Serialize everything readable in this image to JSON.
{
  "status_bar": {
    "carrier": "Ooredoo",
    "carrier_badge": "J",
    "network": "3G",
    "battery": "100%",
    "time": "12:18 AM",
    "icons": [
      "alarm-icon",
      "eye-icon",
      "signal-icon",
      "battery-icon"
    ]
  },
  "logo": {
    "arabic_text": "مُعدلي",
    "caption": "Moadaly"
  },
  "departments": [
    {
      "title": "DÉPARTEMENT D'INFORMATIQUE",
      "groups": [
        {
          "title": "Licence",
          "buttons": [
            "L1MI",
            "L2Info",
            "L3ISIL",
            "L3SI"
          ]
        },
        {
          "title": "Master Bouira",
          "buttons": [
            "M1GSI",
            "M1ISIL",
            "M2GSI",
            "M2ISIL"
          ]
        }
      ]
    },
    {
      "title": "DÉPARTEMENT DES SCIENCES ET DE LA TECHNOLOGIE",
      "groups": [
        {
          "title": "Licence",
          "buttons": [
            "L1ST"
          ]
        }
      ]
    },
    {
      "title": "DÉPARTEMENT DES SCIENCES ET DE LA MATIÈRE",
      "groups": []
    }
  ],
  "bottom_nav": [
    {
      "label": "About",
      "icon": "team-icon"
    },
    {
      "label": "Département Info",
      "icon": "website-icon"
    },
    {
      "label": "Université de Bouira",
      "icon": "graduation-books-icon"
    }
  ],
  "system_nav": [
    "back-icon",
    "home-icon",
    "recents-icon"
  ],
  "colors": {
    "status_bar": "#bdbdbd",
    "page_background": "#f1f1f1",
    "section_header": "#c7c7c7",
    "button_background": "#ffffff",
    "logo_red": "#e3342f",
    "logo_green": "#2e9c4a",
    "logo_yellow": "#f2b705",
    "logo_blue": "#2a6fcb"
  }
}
* * * * * * * * *
## The exercise
Repeat the preceding lines exactly, please, every one of them.

## Exercise answer
Serialize everything readable in this image to JSON.
{
  "status_bar": {
    "carrier": "Ooredoo",
    "carrier_badge": "J",
    "network": "3G",
    "battery": "100%",
    "time": "12:18 AM",
    "icons": [
      "alarm-icon",
      "eye-icon",
      "signal-icon",
      "battery-icon"
    ]
  },
  "logo": {
    "arabic_text": "مُعدلي",
    "caption": "Moadaly"
  },
  "departments": [
    {
      "title": "DÉPARTEMENT D'INFORMATIQUE",
      "groups": [
        {
          "title": "Licence",
          "buttons": [
            "L1MI",
            "L2Info",
            "L3ISIL",
            "L3SI"
          ]
        },
        {
          "title": "Master Bouira",
          "buttons": [
            "M1GSI",
            "M1ISIL",
            "M2GSI",
            "M2ISIL"
          ]
        }
      ]
    },
    {
      "title": "DÉPARTEMENT DES SCIENCES ET DE LA TECHNOLOGIE",
      "groups": [
        {
          "title": "Licence",
          "buttons": [
            "L1ST"
          ]
        }
      ]
    },
    {
      "title": "DÉPARTEMENT DES SCIENCES ET DE LA MATIÈRE",
      "groups": []
    }
  ],
  "bottom_nav": [
    {
      "label": "About",
      "icon": "team-icon"
    },
    {
      "label": "Département Info",
      "icon": "website-icon"
    },
    {
      "label": "Université de Bouira",
      "icon": "graduation-books-icon"
    }
  ],
  "system_nav": [
    "back-icon",
    "home-icon",
    "recents-icon"
  ],
  "colors": {
    "status_bar": "#bdbdbd",
    "page_background": "#f1f1f1",
    "section_header": "#c7c7c7",
    "button_background": "#ffffff",
    "logo_red": "#e3342f",
    "logo_green": "#2e9c4a",
    "logo_yellow": "#f2b705",
    "logo_blue": "#2a6fcb"
  }
}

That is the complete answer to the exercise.